Work instructions
The records that follow need to be output exactly as they are.

[Records that describe figures]
— Start —
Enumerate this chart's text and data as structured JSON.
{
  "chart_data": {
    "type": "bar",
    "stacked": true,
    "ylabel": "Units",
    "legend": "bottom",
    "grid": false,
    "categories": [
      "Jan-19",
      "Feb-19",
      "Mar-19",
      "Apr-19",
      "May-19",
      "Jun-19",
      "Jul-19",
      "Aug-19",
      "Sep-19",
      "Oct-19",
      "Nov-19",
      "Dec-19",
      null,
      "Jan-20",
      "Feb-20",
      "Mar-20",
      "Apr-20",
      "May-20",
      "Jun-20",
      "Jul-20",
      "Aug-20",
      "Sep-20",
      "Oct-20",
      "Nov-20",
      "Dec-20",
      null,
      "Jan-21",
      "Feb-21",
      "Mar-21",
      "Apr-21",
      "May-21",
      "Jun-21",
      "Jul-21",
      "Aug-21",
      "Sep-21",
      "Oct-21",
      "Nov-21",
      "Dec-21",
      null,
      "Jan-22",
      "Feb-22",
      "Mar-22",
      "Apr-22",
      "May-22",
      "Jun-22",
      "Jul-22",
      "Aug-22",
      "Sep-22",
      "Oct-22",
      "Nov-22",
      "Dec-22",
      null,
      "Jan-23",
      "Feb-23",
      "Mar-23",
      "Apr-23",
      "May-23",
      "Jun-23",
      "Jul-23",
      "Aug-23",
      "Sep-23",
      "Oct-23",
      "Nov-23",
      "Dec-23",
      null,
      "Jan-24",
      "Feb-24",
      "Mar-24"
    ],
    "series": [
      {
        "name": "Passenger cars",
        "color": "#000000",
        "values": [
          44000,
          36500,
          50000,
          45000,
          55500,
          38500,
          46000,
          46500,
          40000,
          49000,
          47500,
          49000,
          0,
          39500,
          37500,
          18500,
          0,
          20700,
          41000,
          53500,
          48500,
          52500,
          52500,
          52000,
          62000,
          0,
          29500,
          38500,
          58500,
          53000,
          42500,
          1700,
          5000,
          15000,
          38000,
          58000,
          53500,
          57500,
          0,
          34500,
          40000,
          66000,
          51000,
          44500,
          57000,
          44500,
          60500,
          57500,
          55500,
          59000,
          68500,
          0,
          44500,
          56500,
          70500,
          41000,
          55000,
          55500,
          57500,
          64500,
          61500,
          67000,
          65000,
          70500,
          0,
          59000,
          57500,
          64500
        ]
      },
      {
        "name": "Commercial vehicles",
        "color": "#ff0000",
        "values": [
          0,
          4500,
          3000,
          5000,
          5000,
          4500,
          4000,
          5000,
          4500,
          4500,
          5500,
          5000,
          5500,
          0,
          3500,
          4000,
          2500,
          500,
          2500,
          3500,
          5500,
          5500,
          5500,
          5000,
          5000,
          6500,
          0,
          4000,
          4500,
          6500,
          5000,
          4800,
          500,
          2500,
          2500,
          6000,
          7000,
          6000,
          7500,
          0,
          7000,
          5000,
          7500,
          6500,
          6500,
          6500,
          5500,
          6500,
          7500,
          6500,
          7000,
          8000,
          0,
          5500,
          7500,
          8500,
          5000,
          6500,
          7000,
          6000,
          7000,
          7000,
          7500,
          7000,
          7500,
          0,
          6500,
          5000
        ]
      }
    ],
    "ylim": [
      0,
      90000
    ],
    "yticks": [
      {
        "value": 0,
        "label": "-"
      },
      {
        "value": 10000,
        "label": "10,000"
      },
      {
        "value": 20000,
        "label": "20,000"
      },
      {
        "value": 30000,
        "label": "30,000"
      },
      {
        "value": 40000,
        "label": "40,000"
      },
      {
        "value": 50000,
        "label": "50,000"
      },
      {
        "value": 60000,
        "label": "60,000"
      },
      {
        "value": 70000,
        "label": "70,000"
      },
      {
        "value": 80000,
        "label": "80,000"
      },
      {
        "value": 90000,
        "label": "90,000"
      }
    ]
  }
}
— End —
Answer to the task
Enumerate this chart's text and data as structured JSON.
{
  "chart_data": {
    "type": "bar",
    "stacked": true,
    "ylabel": "Units",
    "legend": "bottom",
    "grid": false,
    "categories": [
      "Jan-19",
      "Feb-19",
      "Mar-19",
      "Apr-19",
      "May-19",
      "Jun-19",
      "Jul-19",
      "Aug-19",
      "Sep-19",
      "Oct-19",
      "Nov-19",
      "Dec-19",
      null,
      "Jan-20",
      "Feb-20",
      "Mar-20",
      "Apr-20",
      "May-20",
      "Jun-20",
      "Jul-20",
      "Aug-20",
      "Sep-20",
      "Oct-20",
      "Nov-20",
      "Dec-20",
      null,
      "Jan-21",
      "Feb-21",
      "Mar-21",
      "Apr-21",
      "May-21",
      "Jun-21",
      "Jul-21",
      "Aug-21",
      "Sep-21",
      "Oct-21",
      "Nov-21",
      "Dec-21",
      null,
      "Jan-22",
      "Feb-22",
      "Mar-22",
      "Apr-22",
      "May-22",
      "Jun-22",
      "Jul-22",
      "Aug-22",
      "Sep-22",
      "Oct-22",
      "Nov-22",
      "Dec-22",
      null,
      "Jan-23",
      "Feb-23",
      "Mar-23",
      "Apr-23",
      "May-23",
      "Jun-23",
      "Jul-23",
      "Aug-23",
      "Sep-23",
      "Oct-23",
      "Nov-23",
      "Dec-23",
      null,
      "Jan-24",
      "Feb-24",
      "Mar-24"
    ],
    "series": [
      {
        "name": "Passenger cars",
        "color": "#000000",
        "values": [
          44000,
          36500,
          50000,
          45000,
          55500,
          38500,
          46000,
          46500,
          40000,
          49000,
          47500,
          49000,
          0,
          39500,
          37500,
          18500,
          0,
          20700,
          41000,
          53500,
          48500,
          52500,
          52500,
          52000,
          62000,
          0,
          29500,
          38500,
          58500,
          53000,
          42500,
          1700,
          5000,
          15000,
          38000,
          58000,
          53500,
          57500,
          0,
          34500,
          40000,
          66000,
          51000,
          44500,
          57000,
          44500,
          60500,
          57500,
          55500,
          59000,
          68500,
          0,
          44500,
          56500,
          70500,
          41000,
          55000,
          55500,
          57500,
          64500,
          61500,
          67000,
          65000,
          70500,
          0,
          59000,
          57500,
          64500
        ]
      },
      {
        "name": "Commercial vehicles",
        "color": "#ff0000",
        "values": [
          0,
          4500,
          3000,
          5000,
          5000,
          4500,
          4000,
          5000,
          4500,
          4500,
          5500,
          5000,
          5500,
          0,
          3500,
          4000,
          2500,
          500,
          2500,
          3500,
          5500,
          5500,
          5500,
          5000,
          5000,
          6500,
          0,
          4000,
          4500,
          6500,
          5000,
          4800,
          500,
          2500,
          2500,
          6000,
          7000,
          6000,
          7500,
          0,
          7000,
          5000,
          7500,
          6500,
          6500,
          6500,
          5500,
          6500,
          7500,
          6500,
          7000,
          8000,
          0,
          5500,
          7500,
          8500,
          5000,
          6500,
          7000,
          6000,
          7000,
          7000,
          7500,
          7000,
          7500,
          0,
          6500,
          5000
        ]
      }
    ],
    "ylim": [
      0,
      90000
    ],
    "yticks": [
      {
        "value": 0,
        "label": "-"
      },
      {
        "value": 10000,
        "label": "10,000"
      },
      {
        "value": 20000,
        "label": "20,000"
      },
      {
        "value": 30000,
        "label": "30,000"
      },
      {
        "value": 40000,
        "label": "40,000"
      },
      {
        "value": 50000,
        "label": "50,000"
      },
      {
        "value": 60000,
        "label": "60,000"
      },
      {
        "value": 70000,
        "label": "70,000"
      },
      {
        "value": 80000,
        "label": "80,000"
      },
      {
        "value": 90000,
        "label": "90,000"
      }
    ]
  }
}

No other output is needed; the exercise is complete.